## Short task
The data below should be printed in full, exactly, and without any of its images.

* BEGIN Data excerpts *

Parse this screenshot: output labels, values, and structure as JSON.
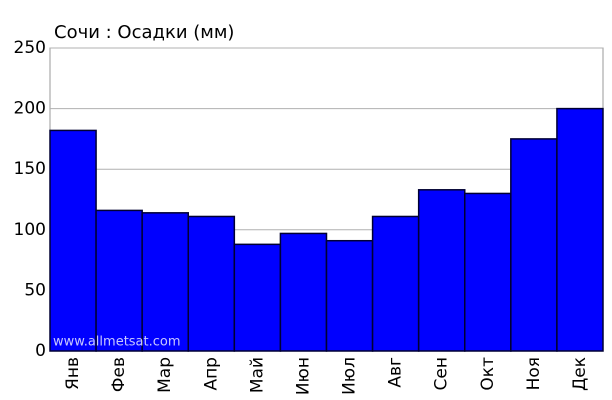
{
  "chart_data": {
    "type": "bar",
    "title": "Сочи : Осадки (мм)",
    "watermark": "www.allmetsat.com",
    "categories": [
      "Янв",
      "Фев",
      "Мар",
      "Апр",
      "Май",
      "Июн",
      "Июл",
      "Авг",
      "Сен",
      "Окт",
      "Ноя",
      "Дек"
    ],
    "values": [
      182,
      116,
      114,
      111,
      88,
      97,
      91,
      111,
      133,
      130,
      175,
      200
    ],
    "color": "#0000ff",
    "ylim": [
      0,
      250
    ],
    "yticks": [
      0,
      50,
      100,
      150,
      200,
      250
    ],
    "grid": true
  }
}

* END Data excerpts *

## Exercise result
Parse this screenshot: output labels, values, and structure as JSON.
{
  "chart_data": {
    "type": "bar",
    "title": "Сочи : Осадки (мм)",
    "watermark": "www.allmetsat.com",
    "categories": [
      "Янв",
      "Фев",
      "Мар",
      "Апр",
      "Май",
      "Июн",
      "Июл",
      "Авг",
      "Сен",
      "Окт",
      "Ноя",
      "Дек"
    ],
    "values": [
      182,
      116,
      114,
      111,
      88,
      97,
      91,
      111,
      133,
      130,
      175,
      200
    ],
    "color": "#0000ff",
    "ylim": [
      0,
      250
    ],
    "yticks": [
      0,
      50,
      100,
      150,
      200,
      250
    ],
    "grid": true
  }
}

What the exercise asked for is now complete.